PROMPT: Transcribe every line exactly. Leave the pictures behind.

LISTING:
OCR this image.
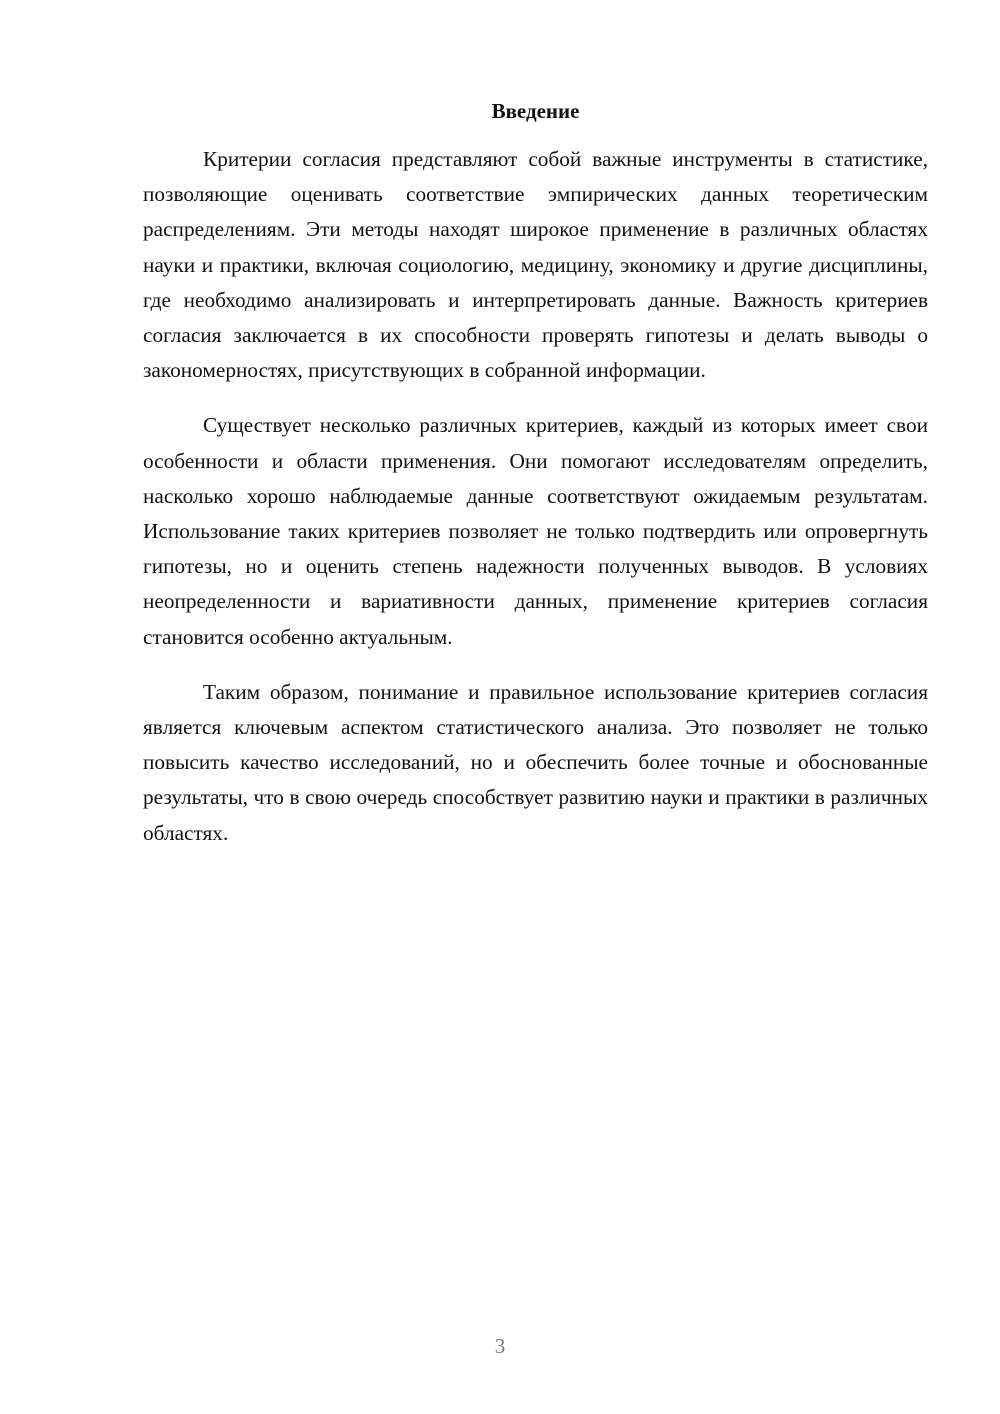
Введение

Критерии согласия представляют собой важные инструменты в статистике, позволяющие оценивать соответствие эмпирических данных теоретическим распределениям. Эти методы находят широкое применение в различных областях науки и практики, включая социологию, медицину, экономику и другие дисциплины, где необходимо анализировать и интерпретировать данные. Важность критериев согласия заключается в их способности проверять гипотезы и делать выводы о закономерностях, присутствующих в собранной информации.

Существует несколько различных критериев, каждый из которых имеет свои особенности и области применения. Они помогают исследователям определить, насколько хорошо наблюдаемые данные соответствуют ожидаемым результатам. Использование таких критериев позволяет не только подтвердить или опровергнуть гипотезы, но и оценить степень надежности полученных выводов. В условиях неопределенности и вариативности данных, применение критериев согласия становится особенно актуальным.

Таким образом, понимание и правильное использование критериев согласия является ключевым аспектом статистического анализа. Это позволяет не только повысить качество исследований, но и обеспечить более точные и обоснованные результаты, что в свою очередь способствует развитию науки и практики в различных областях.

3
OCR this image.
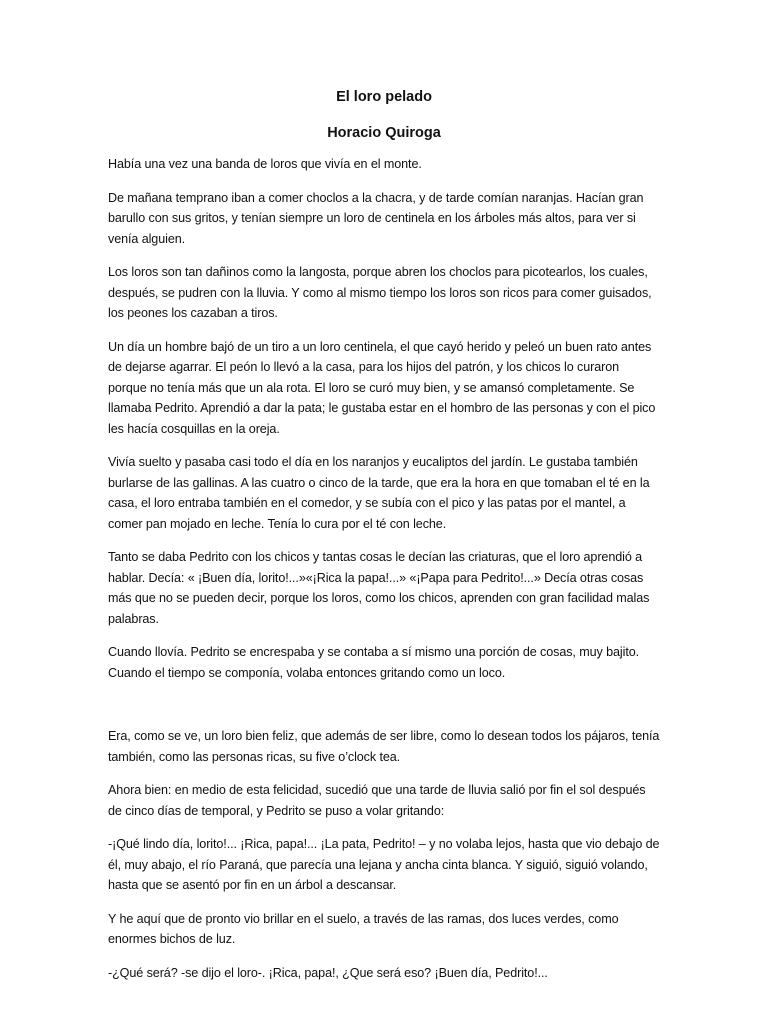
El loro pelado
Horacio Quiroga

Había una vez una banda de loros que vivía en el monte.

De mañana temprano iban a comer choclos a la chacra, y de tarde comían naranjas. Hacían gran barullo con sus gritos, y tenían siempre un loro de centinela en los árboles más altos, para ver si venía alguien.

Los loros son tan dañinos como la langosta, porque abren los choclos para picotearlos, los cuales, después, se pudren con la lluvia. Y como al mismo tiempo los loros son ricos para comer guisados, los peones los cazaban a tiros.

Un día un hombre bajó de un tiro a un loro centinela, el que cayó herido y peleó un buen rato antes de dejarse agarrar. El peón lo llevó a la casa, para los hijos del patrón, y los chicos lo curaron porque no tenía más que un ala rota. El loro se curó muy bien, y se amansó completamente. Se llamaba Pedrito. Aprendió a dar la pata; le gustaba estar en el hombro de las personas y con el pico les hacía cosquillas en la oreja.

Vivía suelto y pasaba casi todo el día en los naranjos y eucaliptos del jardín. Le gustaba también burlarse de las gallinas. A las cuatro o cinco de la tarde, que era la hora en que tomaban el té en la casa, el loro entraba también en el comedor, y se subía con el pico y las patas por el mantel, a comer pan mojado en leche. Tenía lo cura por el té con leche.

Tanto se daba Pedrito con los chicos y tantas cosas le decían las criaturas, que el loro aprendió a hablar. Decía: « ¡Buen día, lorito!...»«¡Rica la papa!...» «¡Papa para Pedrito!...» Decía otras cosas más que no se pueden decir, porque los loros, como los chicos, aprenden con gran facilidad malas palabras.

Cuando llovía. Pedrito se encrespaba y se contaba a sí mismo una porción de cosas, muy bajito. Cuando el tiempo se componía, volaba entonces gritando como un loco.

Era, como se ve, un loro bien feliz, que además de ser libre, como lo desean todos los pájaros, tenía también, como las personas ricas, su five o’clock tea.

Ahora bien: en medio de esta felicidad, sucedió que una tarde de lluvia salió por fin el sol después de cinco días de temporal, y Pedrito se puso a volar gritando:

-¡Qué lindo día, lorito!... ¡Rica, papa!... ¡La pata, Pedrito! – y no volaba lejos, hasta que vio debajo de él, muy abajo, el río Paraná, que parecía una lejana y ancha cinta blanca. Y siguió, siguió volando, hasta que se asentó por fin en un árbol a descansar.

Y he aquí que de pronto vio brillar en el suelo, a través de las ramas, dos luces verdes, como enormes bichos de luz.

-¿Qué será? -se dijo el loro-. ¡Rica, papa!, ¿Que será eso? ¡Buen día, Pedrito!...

WRITTEN SOLUTION:
OCR this image.
Введение

Критерии согласия представляют собой важные инструменты в статистике, позволяющие оценивать соответствие эмпирических данных теоретическим распределениям. Эти методы находят широкое применение в различных областях науки и практики, включая социологию, медицину, экономику и другие дисциплины, где необходимо анализировать и интерпретировать данные. Важность критериев согласия заключается в их способности проверять гипотезы и делать выводы о закономерностях, присутствующих в собранной информации.

Существует несколько различных критериев, каждый из которых имеет свои особенности и области применения. Они помогают исследователям определить, насколько хорошо наблюдаемые данные соответствуют ожидаемым результатам. Использование таких критериев позволяет не только подтвердить или опровергнуть гипотезы, но и оценить степень надежности полученных выводов. В условиях неопределенности и вариативности данных, применение критериев согласия становится особенно актуальным.

Таким образом, понимание и правильное использование критериев согласия является ключевым аспектом статистического анализа. Это позволяет не только повысить качество исследований, но и обеспечить более точные и обоснованные результаты, что в свою очередь способствует развитию науки и практики в различных областях.

3
OCR this image.
El loro pelado
Horacio Quiroga

Había una vez una banda de loros que vivía en el monte.

De mañana temprano iban a comer choclos a la chacra, y de tarde comían naranjas. Hacían gran barullo con sus gritos, y tenían siempre un loro de centinela en los árboles más altos, para ver si venía alguien.

Los loros son tan dañinos como la langosta, porque abren los choclos para picotearlos, los cuales, después, se pudren con la lluvia. Y como al mismo tiempo los loros son ricos para comer guisados, los peones los cazaban a tiros.

Un día un hombre bajó de un tiro a un loro centinela, el que cayó herido y peleó un buen rato antes de dejarse agarrar. El peón lo llevó a la casa, para los hijos del patrón, y los chicos lo curaron porque no tenía más que un ala rota. El loro se curó muy bien, y se amansó completamente. Se llamaba Pedrito. Aprendió a dar la pata; le gustaba estar en el hombro de las personas y con el pico les hacía cosquillas en la oreja.

Vivía suelto y pasaba casi todo el día en los naranjos y eucaliptos del jardín. Le gustaba también burlarse de las gallinas. A las cuatro o cinco de la tarde, que era la hora en que tomaban el té en la casa, el loro entraba también en el comedor, y se subía con el pico y las patas por el mantel, a comer pan mojado en leche. Tenía lo cura por el té con leche.

Tanto se daba Pedrito con los chicos y tantas cosas le decían las criaturas, que el loro aprendió a hablar. Decía: « ¡Buen día, lorito!...»«¡Rica la papa!...» «¡Papa para Pedrito!...» Decía otras cosas más que no se pueden decir, porque los loros, como los chicos, aprenden con gran facilidad malas palabras.

Cuando llovía. Pedrito se encrespaba y se contaba a sí mismo una porción de cosas, muy bajito. Cuando el tiempo se componía, volaba entonces gritando como un loco.

Era, como se ve, un loro bien feliz, que además de ser libre, como lo desean todos los pájaros, tenía también, como las personas ricas, su five o’clock tea.

Ahora bien: en medio de esta felicidad, sucedió que una tarde de lluvia salió por fin el sol después de cinco días de temporal, y Pedrito se puso a volar gritando:

-¡Qué lindo día, lorito!... ¡Rica, papa!... ¡La pata, Pedrito! – y no volaba lejos, hasta que vio debajo de él, muy abajo, el río Paraná, que parecía una lejana y ancha cinta blanca. Y siguió, siguió volando, hasta que se asentó por fin en un árbol a descansar.

Y he aquí que de pronto vio brillar en el suelo, a través de las ramas, dos luces verdes, como enormes bichos de luz.

-¿Qué será? -se dijo el loro-. ¡Rica, papa!, ¿Que será eso? ¡Buen día, Pedrito!...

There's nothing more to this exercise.